## TASK BRIEF
Convert the data, from the line containing "running-header (46, 68, 554, 77)" through the line containing "note-cell: A (344, 330, 393, 349)", into a Markdown table with a Row column numbering each line and a Line column holding it, leaving out any blank lines.
········
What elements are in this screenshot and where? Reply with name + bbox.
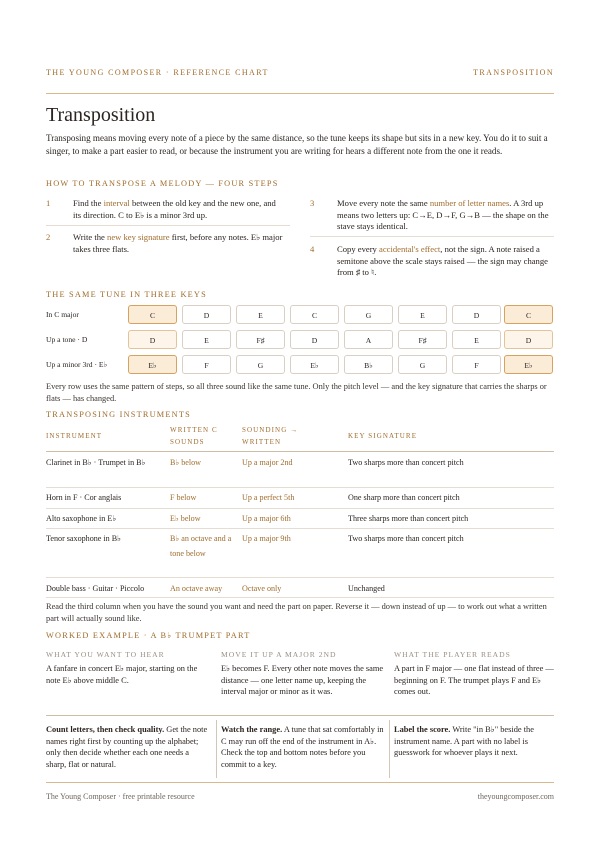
running-header (46, 68, 554, 77)
note-cell: D (290, 330, 339, 349)
instr-key: Two sharps more than concert pitch (348, 458, 464, 467)
col-key-signature: KEY SIGNATURE (348, 432, 418, 440)
note-cell: G (236, 355, 285, 374)
instr-name: Double bass · Guitar · Piccolo (46, 584, 145, 593)
steps-heading: HOW TO TRANSPOSE A MELODY — FOUR STEPS (46, 179, 279, 188)
note-cell: E♭ (128, 355, 177, 374)
step-divider (310, 236, 554, 237)
step-number: 1 (46, 198, 51, 208)
tune-row-label: In C major (46, 310, 79, 319)
note-cell: E♭ (290, 355, 339, 374)
step-accent: interval (103, 198, 130, 208)
note-cell: C (128, 305, 177, 324)
note-cell: D (182, 305, 231, 324)
worked-col-body: A fanfare in concert E♭ major, starting on the note E♭ above middle C. (46, 664, 198, 685)
tip-2 (221, 724, 386, 770)
instr-name: Tenor saxophone in B♭ (46, 534, 121, 543)
worked-col-body: E♭ becomes F. Every other note moves the same distance — one letter name up, keeping the interval major or minor as it was. (221, 664, 384, 697)
footer-link[interactable]: theyoungcomposer.com (477, 792, 554, 801)
table-header-rule (46, 451, 554, 452)
step-accent: new key signature (107, 232, 170, 242)
table-row-rule (46, 597, 554, 598)
worked-col-head: MOVE IT UP A MAJOR 2ND (221, 650, 337, 659)
table-row-rule (46, 528, 554, 529)
tip-3 (394, 724, 556, 759)
footer-left: The Young Composer · free printable resource (46, 792, 195, 801)
step-text: Find the (73, 198, 104, 208)
tip-title: Watch the range. (221, 725, 283, 734)
note-cell: G (398, 355, 447, 374)
step-text: , not the sign. A note raised a semitone above the scale stays raised — the sign may change from ♯ to ♮. (337, 244, 548, 278)
worked-col-body: A part in F major — one flat instead of three — beginning on F. The trumpet plays F and E♭ comes out. (394, 664, 554, 697)
note-cell: A (344, 330, 393, 349)
instr-name: Clarinet in B♭ · Trumpet in B♭ (46, 458, 146, 467)
tune-caption: Every row uses the same pattern of steps, so all three sound like the same tune. Only the pitch level — and the key signature that carries the sharps or flats — has changed. (46, 382, 547, 403)
tune-row-label: Up a minor 3rd · E♭ (46, 360, 108, 369)
step-text: between the old key and the new one, and its direction. C to E♭ is a minor 3rd up. (73, 198, 276, 220)
tip-title: Count letters, then check quality. (46, 725, 165, 734)
note-cell: F♯ (236, 330, 285, 349)
step-number: 2 (46, 232, 51, 242)
tune-heading: THE SAME TUNE IN THREE KEYS (46, 290, 207, 299)
worked-heading: WORKED EXAMPLE · A B♭ TRUMPET PART (46, 631, 251, 640)
header-right: TRANSPOSITION (473, 68, 554, 77)
note-cell: E (236, 305, 285, 324)
tip-text: Get the note names right first by counting up the alphabet; only then decide whether each one needs a sharp, flat or natural. (46, 725, 208, 769)
step-number: 3 (310, 198, 315, 208)
step-text: Copy every (337, 244, 380, 254)
tip-1 (46, 724, 211, 770)
note-cell: D (452, 305, 501, 324)
header-left: THE YOUNG COMPOSER · REFERENCE CHART (46, 68, 269, 77)
col-instrument: INSTRUMENT (46, 432, 103, 440)
instr-written: Up a major 6th (242, 514, 291, 523)
step-text: Write the (73, 232, 108, 242)
note-cell: D (128, 330, 177, 349)
intro-paragraph: Transposing means moving every note of a piece by the same distance, so the tune keeps its shape but sits in a new key. You do it to suit a singer, to make a part easier to read, or because the instrument you are writing for hears a different note from the one it reads. (46, 133, 548, 156)
instr-sounds: F below (170, 493, 197, 502)
step-text: . A 3rd up means two letters up: C→E, D→F, G→B — the shape on the stave stays identical. (337, 198, 549, 232)
tip-divider (216, 720, 217, 778)
table-row-rule (46, 487, 554, 488)
instr-written: Up a perfect 5th (242, 493, 295, 502)
tip-divider (389, 720, 390, 778)
note-cell: G (344, 305, 393, 324)
instr-key: Three sharps more than concert pitch (348, 514, 469, 523)
tune-row-label: Up a tone · D (46, 335, 88, 344)
note-cell: E♭ (504, 355, 553, 374)
step-number: 4 (310, 244, 315, 254)
header-rule (46, 93, 554, 94)
instr-sounds: E♭ below (170, 514, 201, 523)
step-divider (46, 225, 290, 226)
page-title: Transposition (46, 104, 156, 126)
tip-text: Write "in B♭" beside the instrument name. A part with no label is guesswork for whoever plays it next. (394, 725, 534, 758)
tip-title: Label the score. (394, 725, 451, 734)
note-cell: C (504, 305, 553, 324)
note-cell: E (452, 330, 501, 349)
col-written-c: WRITTEN C SOUNDS (170, 426, 218, 446)
worked-col-head: WHAT THE PLAYER READS (394, 650, 511, 659)
step-accent: accidental's effect (379, 244, 441, 254)
instr-key: Unchanged (348, 584, 385, 593)
tip-text: A tune that sat comfortably in C may run off the end of the instrument in A♭. Check the top and bottom notes before you commit to a key. (221, 725, 384, 769)
instr-heading: TRANSPOSING INSTRUMENTS (46, 410, 191, 419)
note-cell: F (452, 355, 501, 374)
note-cell: F♯ (398, 330, 447, 349)
note-cell: B♭ (344, 355, 393, 374)
note-cell: C (290, 305, 339, 324)
instr-sounds: An octave away (170, 584, 223, 593)
step-accent: number of letter names (429, 198, 510, 208)
instr-caption: Read the third column when you have the sound you want and need the part on paper. Reverse it — down instead of up — to work out what a written part will actually sound like. (46, 602, 547, 623)
instr-written: Up a major 2nd (242, 458, 293, 467)
tips-top-rule (46, 715, 554, 716)
instr-sounds: B♭ below (170, 458, 202, 467)
worked-col-head: WHAT YOU WANT TO HEAR (46, 650, 165, 659)
instr-written: Up a major 9th (242, 534, 291, 543)
col-sounding-written: SOUNDING → WRITTEN (242, 426, 299, 446)
table-row-rule (46, 577, 554, 578)
instr-key: Two sharps more than concert pitch (348, 534, 464, 543)
footer (46, 792, 554, 801)
footer-rule (46, 782, 554, 783)
step-text: first, before any notes. E♭ major takes three flats. (73, 232, 283, 254)
instr-sounds: B♭ an octave and a tone below (170, 534, 232, 558)
step-text: Move every note the same (337, 198, 430, 208)
note-cell: E (182, 330, 231, 349)
note-cell: F (182, 355, 231, 374)
note-cell: D (504, 330, 553, 349)
instr-name: Alto saxophone in E♭ (46, 514, 117, 523)
instr-key: One sharp more than concert pitch (348, 493, 460, 502)
instr-name: Horn in F · Cor anglais (46, 493, 122, 502)
table-row-rule (46, 508, 554, 509)
note-cell: E (398, 305, 447, 324)
instr-written: Octave only (242, 584, 282, 593)
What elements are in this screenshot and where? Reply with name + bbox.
········
## TASK RESULT
| Row | Line |
|---|---|
| 1 | running-header (46, 68, 554, 77) |
| 2 | note-cell: D (290, 330, 339, 349) |
| 3 | instr-key: Two sharps more than concert pitch (348, 458, 464, 467) |
| 4 | col-key-signature: KEY SIGNATURE (348, 432, 418, 440) |
| 5 | note-cell: G (236, 355, 285, 374) |
| 6 | instr-name: Double bass · Guitar · Piccolo (46, 584, 145, 593) |
| 7 | steps-heading: HOW TO TRANSPOSE A MELODY — FOUR STEPS (46, 179, 279, 188) |
| 8 | note-cell: E♭ (128, 355, 177, 374) |
| 9 | step-divider (310, 236, 554, 237) |
| 10 | step-number: 1 (46, 198, 51, 208) |
| 11 | tune-row-label: In C major (46, 310, 79, 319) |
| 12 | note-cell: E♭ (290, 355, 339, 374) |
| 13 | step-accent: interval (103, 198, 130, 208) |
| 14 | note-cell: C (128, 305, 177, 324) |
| 15 | note-cell: D (182, 305, 231, 324) |
| 16 | worked-col-body: A fanfare in concert E♭ major, starting on the note E♭ above middle C. (46, 664, 198, 685) |
| 17 | tip-2 (221, 724, 386, 770) |
| 18 | instr-name: Tenor saxophone in B♭ (46, 534, 121, 543) |
| 19 | worked-col-body: E♭ becomes F. Every other note moves the same distance — one letter name up, keeping the interval major or minor as it was. (221, 664, 384, 697) |
| 20 | footer-link[interactable]: theyoungcomposer.com (477, 792, 554, 801) |
| 21 | table-header-rule (46, 451, 554, 452) |
| 22 | step-accent: new key signature (107, 232, 170, 242) |
| 23 | table-row-rule (46, 597, 554, 598) |
| 24 | worked-col-head: MOVE IT UP A MAJOR 2ND (221, 650, 337, 659) |
| 25 | table-row-rule (46, 528, 554, 529) |
| 26 | tip-3 (394, 724, 556, 759) |
| 27 | footer-left: The Young Composer · free printable resource (46, 792, 195, 801) |
| 28 | step-text: Find the (73, 198, 104, 208) |
| 29 | tip-title: Watch the range. (221, 725, 283, 734) |
| 30 | note-cell: G (398, 355, 447, 374) |
| 31 | step-text: , not the sign. A note raised a semitone above the scale stays raised — the sign may change from ♯ to ♮. (337, 244, 548, 278) |
| 32 | worked-col-body: A part in F major — one flat instead of three — beginning on F. The trumpet plays F and E♭ comes out. (394, 664, 554, 697) |
| 33 | note-cell: A (344, 330, 393, 349) |